Thank you. Is this a general rule? For example, if I have two pairs of shoes, one from a Chanel store, the other from YSL... can I say, "Chaussures de chez Chanel et Yves Saint Laurent?" or do I need to say, "Chaussures de chez Chanel et de chez Yves Saint Laurent?"


----------



## TRADLADY

You can say both. I am sorry I don't know the rule.


----------



## Maître Capello

TRADLADY said:


> Your sentences clearly mark that there are two cars pertaining one to Jean and the other one to Lea. Wether they share them or not may only be explained by the context.


I'm afraid this is not entirely correct… As a matter of fact, all we know is that there are several cars, but we don't know how many and we don't know which ones belong to whom. Omitting the second preposition suggests Jean and Léa are considered as a couple that shares all the cars, whereas repeating it suggests that they each have at least one car. This is however only a hint not a direct implication.

◆ **OBJECTIF DE L'EXERCICE**
Dans le texte sélectionné, que suggère l'omission de la seconde préposition selon Maître Capello ?

◆ **DONNÉES FOURNIES**
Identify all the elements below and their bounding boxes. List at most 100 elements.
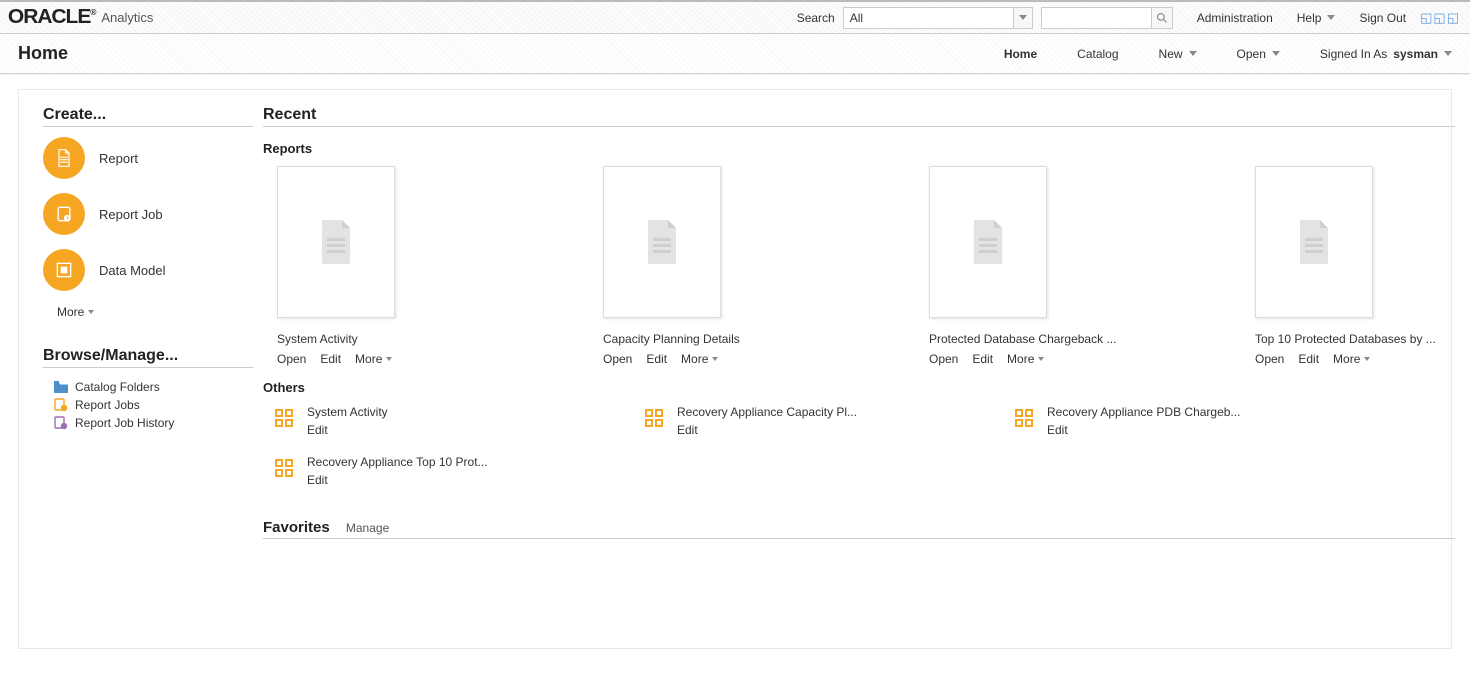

◆ **RÉPONSE COMPLÈTE**
Elle suggère que Jean et Léa sont considérés comme un couple qui partage toutes les voitures.